**Aim of the exercise**
Write out each line from the data below that includes the word "δ¹⁵N".

++++ Material provided ++++

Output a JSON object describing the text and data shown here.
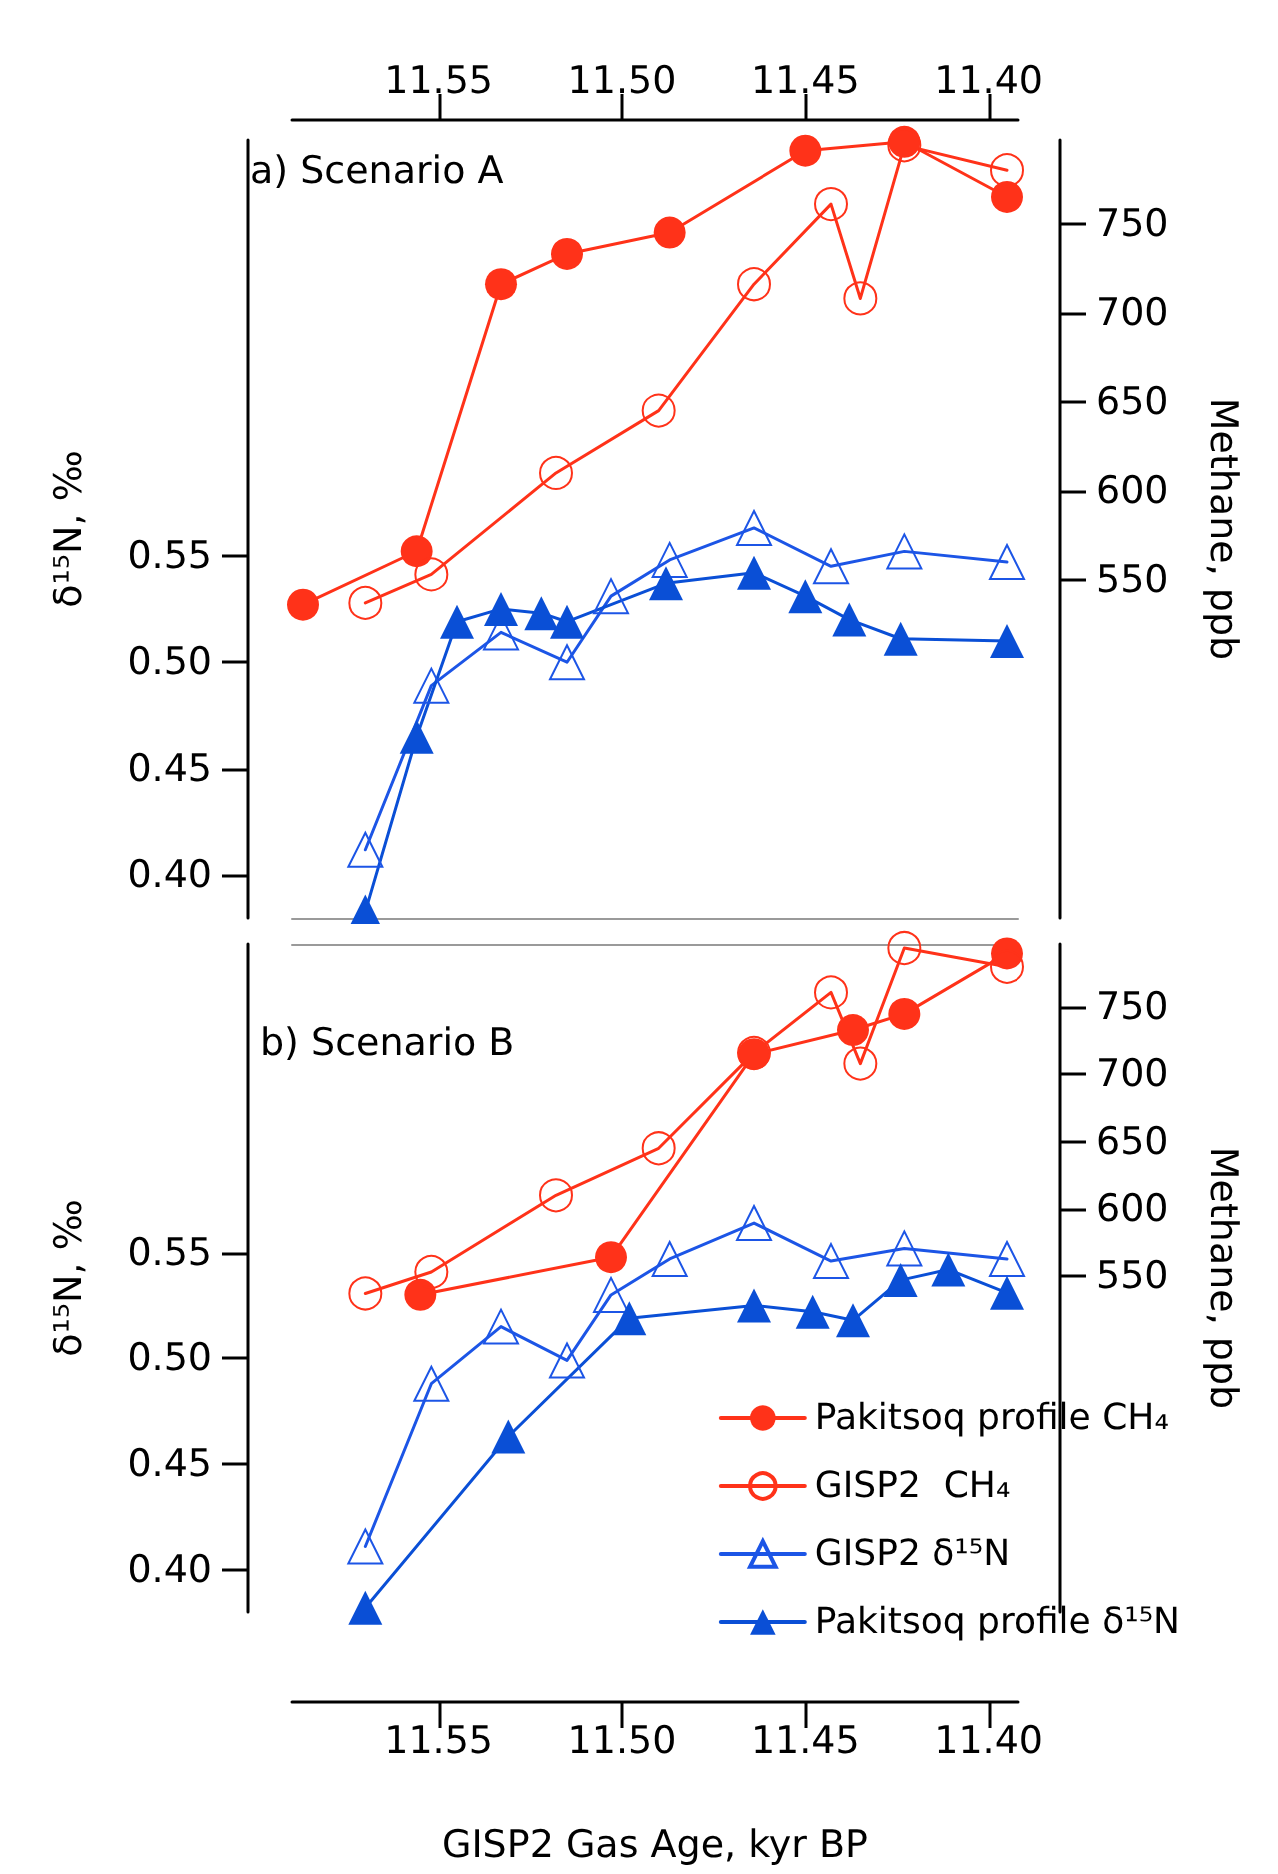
{
  "chart_data": [
    {
      "type": "line",
      "grid": false,
      "legend": false,
      "annotations": [
        "a) Scenario A"
      ],
      "ylabel": "δ¹⁵N, ‰",
      "y2label": "Methane, ppb",
      "xlim": [
        11.59,
        11.392
      ],
      "xticks": [
        {
          "value": 11.55,
          "label": "11.55"
        },
        {
          "value": 11.5,
          "label": "11.50"
        },
        {
          "value": 11.45,
          "label": "11.45"
        },
        {
          "value": 11.4,
          "label": "11.40"
        }
      ],
      "ylim": [
        0.38,
        0.745
      ],
      "yticks": [
        {
          "value": 0.4,
          "label": "0.40"
        },
        {
          "value": 0.45,
          "label": "0.45"
        },
        {
          "value": 0.5,
          "label": "0.50"
        },
        {
          "value": 0.55,
          "label": "0.55"
        }
      ],
      "y2lim": [
        360,
        797
      ],
      "y2ticks": [
        550,
        600,
        650,
        700,
        750
      ],
      "series": [
        {
          "color": "#ff3219",
          "marker": "circle",
          "axis": "y2",
          "x": [
            11.587,
            11.556,
            11.533,
            11.515,
            11.487,
            11.45,
            11.423,
            11.395
          ],
          "values": [
            536,
            566,
            716,
            733,
            745,
            791,
            796,
            765
          ]
        },
        {
          "color": "#ff3219",
          "marker": "circle-open",
          "axis": "y2",
          "x": [
            11.57,
            11.552,
            11.518,
            11.49,
            11.464,
            11.443,
            11.435,
            11.423,
            11.395
          ],
          "values": [
            537,
            553,
            610,
            645,
            716,
            761,
            708,
            794,
            780
          ]
        },
        {
          "color": "#1c55e6",
          "marker": "triangle-open",
          "x": [
            11.57,
            11.552,
            11.533,
            11.515,
            11.503,
            11.487,
            11.464,
            11.443,
            11.423,
            11.395
          ],
          "values": [
            0.412,
            0.489,
            0.514,
            0.5,
            0.531,
            0.548,
            0.563,
            0.545,
            0.552,
            0.547
          ]
        },
        {
          "color": "#0a4fd6",
          "marker": "triangle",
          "x": [
            11.57,
            11.556,
            11.545,
            11.533,
            11.522,
            11.515,
            11.488,
            11.464,
            11.45,
            11.438,
            11.424,
            11.395
          ],
          "values": [
            0.383,
            0.465,
            0.519,
            0.525,
            0.523,
            0.519,
            0.537,
            0.542,
            0.531,
            0.52,
            0.511,
            0.51
          ]
        }
      ]
    },
    {
      "type": "line",
      "grid": false,
      "legend": "bottom right",
      "annotations": [
        "b) Scenario B"
      ],
      "xlabel": "GISP2 Gas Age, kyr BP",
      "ylabel": "δ¹⁵N, ‰",
      "y2label": "Methane, ppb",
      "xlim": [
        11.59,
        11.392
      ],
      "xticks": [
        {
          "value": 11.55,
          "label": "11.55"
        },
        {
          "value": 11.5,
          "label": "11.50"
        },
        {
          "value": 11.45,
          "label": "11.45"
        },
        {
          "value": 11.4,
          "label": "11.40"
        }
      ],
      "ylim": [
        0.38,
        0.696
      ],
      "yticks": [
        {
          "value": 0.4,
          "label": "0.40"
        },
        {
          "value": 0.45,
          "label": "0.45"
        },
        {
          "value": 0.5,
          "label": "0.50"
        },
        {
          "value": 0.55,
          "label": "0.55"
        }
      ],
      "y2lim": [
        300,
        797
      ],
      "y2ticks": [
        550,
        600,
        650,
        700,
        750
      ],
      "series": [
        {
          "name": "Pakitsoq profile CH₄",
          "color": "#ff3219",
          "marker": "circle",
          "axis": "y2",
          "x": [
            11.555,
            11.503,
            11.464,
            11.437,
            11.423,
            11.395
          ],
          "values": [
            536,
            564,
            715,
            733,
            745,
            790
          ]
        },
        {
          "name": "GISP2  CH₄",
          "color": "#ff3219",
          "marker": "circle-open",
          "axis": "y2",
          "x": [
            11.57,
            11.552,
            11.518,
            11.49,
            11.464,
            11.443,
            11.435,
            11.423,
            11.395
          ],
          "values": [
            537,
            553,
            610,
            645,
            716,
            761,
            708,
            794,
            780
          ]
        },
        {
          "name": "GISP2 δ¹⁵N",
          "color": "#1c55e6",
          "marker": "triangle-open",
          "x": [
            11.57,
            11.552,
            11.533,
            11.515,
            11.503,
            11.487,
            11.464,
            11.443,
            11.423,
            11.395
          ],
          "values": [
            0.411,
            0.488,
            0.515,
            0.499,
            0.53,
            0.547,
            0.564,
            0.546,
            0.552,
            0.547
          ]
        },
        {
          "name": "Pakitsoq profile δ¹⁵N",
          "color": "#0a4fd6",
          "marker": "triangle",
          "x": [
            11.57,
            11.531,
            11.498,
            11.464,
            11.448,
            11.437,
            11.424,
            11.411,
            11.395
          ],
          "values": [
            0.382,
            0.463,
            0.519,
            0.525,
            0.522,
            0.518,
            0.537,
            0.542,
            0.531
          ]
        }
      ]
    }
  ]
}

++++

**Expected output**
      "ylabel": "δ¹⁵N, ‰",
      "ylabel": "δ¹⁵N, ‰",
          "name": "GISP2 δ¹⁵N",
          "name": "Pakitsoq profile δ¹⁵N",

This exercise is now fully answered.